„In Recyclingan­lagen lauern überall Gefahren“

Unfälle auf dem Recyclinghof stellen ein bedrohliches Szenario dar: Besonders bei Pressen und Förderbändern gehen erhebliche Risiken für die Mitarbeiter einher. Ähnliches gilt für Zusammenstöße mit Fahrzeugen. Wenn tatsächlich etwas passiert, sind die Folgen oft gravierend. Im Interview erklären Heike Munro, U-Tech Gesellschaft für Maschinensicherheit mbH, und Albert Pretz, Nord-Westdeutsche Papierrohstoff GmbH & Co. KG, wie Recyclingunternehmen vorbeugen.

Frau Munro, mit welchen Herausforderungen kämpfen Recyclingfirmen beim Thema Arbeitssicherheit?

Heike Munro: Ob die Mitarbeiter an der Ballenpresse stehen, am Umschlag tätig oder in der Halle unterwegs sind: Überall lauern Gefahrenherde, sowohl durch Maschinen als auch durch Fahrzeuge wie Gabelstapler und Radlader. Hinzu kommt eine hohe Lautstärke- und Staubbelastung, durch die Mitarbeiter schnell abgelenkt sind. Immer wieder passieren in diesem Kontext schwere Unfälle, die dann mit einer menschlichen Tragödie einhergehen. Gleichzeitig sehen sich Arbeitgeber unter Umständen erheblichen juristischen Konsequenzen gegenüber. Unter dem Strich bleibt die Arbeitssicherheit damit ein konstant wichtiges und herausforderndes Thema für Recyclingunternehmen.
*-*-*
■ **AUFGABEN**:
1 - Überarbeiten Sie im Interview zur Arbeitssicherheit den Abschnitt, der mit „Unfälle auf dem“ beginnt und bis „beim Thema Arbeitssicherheit?“ reicht. Ersetzen Sie darin „Förderbändern“ durch „Transportbändern“.
2 - Erläutern Sie anhand des Interviews zur Arbeitssicherheit, warum Mitarbeiter in Recyclinganlagen laut Heike Munro schnell abgelenkt sind.

Einträge des Datensatzes:
*-*-*
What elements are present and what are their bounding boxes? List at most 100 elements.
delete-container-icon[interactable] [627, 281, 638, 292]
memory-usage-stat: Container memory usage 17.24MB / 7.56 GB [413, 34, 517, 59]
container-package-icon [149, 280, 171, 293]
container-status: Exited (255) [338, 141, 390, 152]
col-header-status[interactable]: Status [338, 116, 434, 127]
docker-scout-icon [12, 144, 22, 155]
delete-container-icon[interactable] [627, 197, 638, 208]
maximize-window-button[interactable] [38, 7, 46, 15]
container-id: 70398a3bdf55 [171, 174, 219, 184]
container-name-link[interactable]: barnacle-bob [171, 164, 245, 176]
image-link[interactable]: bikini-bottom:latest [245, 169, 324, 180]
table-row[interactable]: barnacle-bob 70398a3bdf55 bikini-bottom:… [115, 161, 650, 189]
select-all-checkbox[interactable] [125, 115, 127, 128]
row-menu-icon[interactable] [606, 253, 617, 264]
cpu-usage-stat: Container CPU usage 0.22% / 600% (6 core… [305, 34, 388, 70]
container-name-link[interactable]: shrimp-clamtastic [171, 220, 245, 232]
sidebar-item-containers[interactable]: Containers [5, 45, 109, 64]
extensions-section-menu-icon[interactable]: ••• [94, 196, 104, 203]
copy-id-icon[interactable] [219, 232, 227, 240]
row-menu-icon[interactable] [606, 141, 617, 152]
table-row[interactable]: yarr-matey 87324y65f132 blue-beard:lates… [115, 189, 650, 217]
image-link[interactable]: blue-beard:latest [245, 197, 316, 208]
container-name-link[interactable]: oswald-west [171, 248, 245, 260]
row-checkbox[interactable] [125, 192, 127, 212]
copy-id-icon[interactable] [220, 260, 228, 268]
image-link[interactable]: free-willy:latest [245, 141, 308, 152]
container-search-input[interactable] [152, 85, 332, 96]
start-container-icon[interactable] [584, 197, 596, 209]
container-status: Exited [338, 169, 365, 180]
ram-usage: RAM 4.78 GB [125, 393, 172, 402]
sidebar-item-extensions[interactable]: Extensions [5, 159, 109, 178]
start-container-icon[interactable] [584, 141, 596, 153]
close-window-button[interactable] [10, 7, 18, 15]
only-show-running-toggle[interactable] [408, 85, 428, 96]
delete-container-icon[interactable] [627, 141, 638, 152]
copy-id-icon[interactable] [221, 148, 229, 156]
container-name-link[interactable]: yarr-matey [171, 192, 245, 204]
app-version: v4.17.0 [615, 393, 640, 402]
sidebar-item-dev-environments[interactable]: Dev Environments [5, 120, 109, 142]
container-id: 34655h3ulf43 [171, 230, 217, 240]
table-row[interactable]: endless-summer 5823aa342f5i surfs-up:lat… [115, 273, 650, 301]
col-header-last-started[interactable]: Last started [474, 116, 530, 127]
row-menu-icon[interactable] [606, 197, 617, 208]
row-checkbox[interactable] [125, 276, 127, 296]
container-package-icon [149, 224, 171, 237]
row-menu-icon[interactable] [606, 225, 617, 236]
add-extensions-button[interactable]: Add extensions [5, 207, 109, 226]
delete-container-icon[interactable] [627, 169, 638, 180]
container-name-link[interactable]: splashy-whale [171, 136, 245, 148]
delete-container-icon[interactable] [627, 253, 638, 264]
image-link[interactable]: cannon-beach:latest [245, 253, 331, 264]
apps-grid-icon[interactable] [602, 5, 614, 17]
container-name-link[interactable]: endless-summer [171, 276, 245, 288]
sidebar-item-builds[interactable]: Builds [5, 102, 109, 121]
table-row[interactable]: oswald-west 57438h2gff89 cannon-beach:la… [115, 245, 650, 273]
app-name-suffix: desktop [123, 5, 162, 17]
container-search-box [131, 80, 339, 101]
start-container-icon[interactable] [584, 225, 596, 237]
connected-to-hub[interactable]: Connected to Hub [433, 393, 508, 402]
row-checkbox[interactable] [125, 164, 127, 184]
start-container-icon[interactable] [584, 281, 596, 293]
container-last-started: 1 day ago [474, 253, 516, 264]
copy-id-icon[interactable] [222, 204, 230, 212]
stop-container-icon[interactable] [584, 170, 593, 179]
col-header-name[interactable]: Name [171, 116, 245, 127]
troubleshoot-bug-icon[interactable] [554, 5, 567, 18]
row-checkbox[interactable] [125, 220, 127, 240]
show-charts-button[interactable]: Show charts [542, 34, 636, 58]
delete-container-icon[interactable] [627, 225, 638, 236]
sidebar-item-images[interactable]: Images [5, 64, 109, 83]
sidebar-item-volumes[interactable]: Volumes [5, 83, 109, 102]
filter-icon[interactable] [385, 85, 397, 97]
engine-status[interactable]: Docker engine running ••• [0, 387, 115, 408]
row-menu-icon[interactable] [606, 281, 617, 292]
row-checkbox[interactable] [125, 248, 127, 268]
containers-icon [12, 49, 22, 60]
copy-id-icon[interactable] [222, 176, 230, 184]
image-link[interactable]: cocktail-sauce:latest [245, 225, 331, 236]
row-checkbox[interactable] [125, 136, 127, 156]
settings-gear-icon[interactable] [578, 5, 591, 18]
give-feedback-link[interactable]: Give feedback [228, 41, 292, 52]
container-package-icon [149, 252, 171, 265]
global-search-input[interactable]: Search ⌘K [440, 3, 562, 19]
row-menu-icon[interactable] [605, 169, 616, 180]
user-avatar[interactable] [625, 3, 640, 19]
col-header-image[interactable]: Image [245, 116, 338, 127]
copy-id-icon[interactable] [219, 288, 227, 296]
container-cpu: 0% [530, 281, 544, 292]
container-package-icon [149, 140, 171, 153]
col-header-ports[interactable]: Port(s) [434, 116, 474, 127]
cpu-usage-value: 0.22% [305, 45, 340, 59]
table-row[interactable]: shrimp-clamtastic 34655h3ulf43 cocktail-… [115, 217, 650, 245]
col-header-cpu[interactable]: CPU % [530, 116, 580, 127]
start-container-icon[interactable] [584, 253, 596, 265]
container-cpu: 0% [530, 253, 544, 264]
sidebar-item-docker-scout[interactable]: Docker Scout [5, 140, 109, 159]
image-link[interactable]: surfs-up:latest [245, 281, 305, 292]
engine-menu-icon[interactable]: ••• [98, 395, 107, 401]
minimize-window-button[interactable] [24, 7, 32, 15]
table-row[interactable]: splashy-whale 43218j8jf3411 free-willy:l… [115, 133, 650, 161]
*-*-*
■ **ERWARTETE LÖSUNGEN**:
1 -
Unfälle auf dem Recyclinghof stellen ein bedrohliches Szenario dar: Besonders bei Pressen und Transportbändern gehen erhebliche Risiken für die Mitarbeiter einher. Ähnliches gilt für Zusammenstöße mit Fahrzeugen. Wenn tatsächlich etwas passiert, sind die Folgen oft gravierend. Im Interview erklären Heike Munro, U-Tech Gesellschaft für Maschinensicherheit mbH, und Albert Pretz, Nord-Westdeutsche Papierrohstoff GmbH & Co. KG, wie Recyclingunternehmen vorbeugen.

Frau Munro, mit welchen Herausforderungen kämpfen Recyclingfirmen beim Thema Arbeitssicherheit?

2 - In Recyclinganlagen herrscht eine hohe Lautstärke- und Staubbelastung. Laut Heike Munro sind die Mitarbeiter deshalb schnell abgelenkt.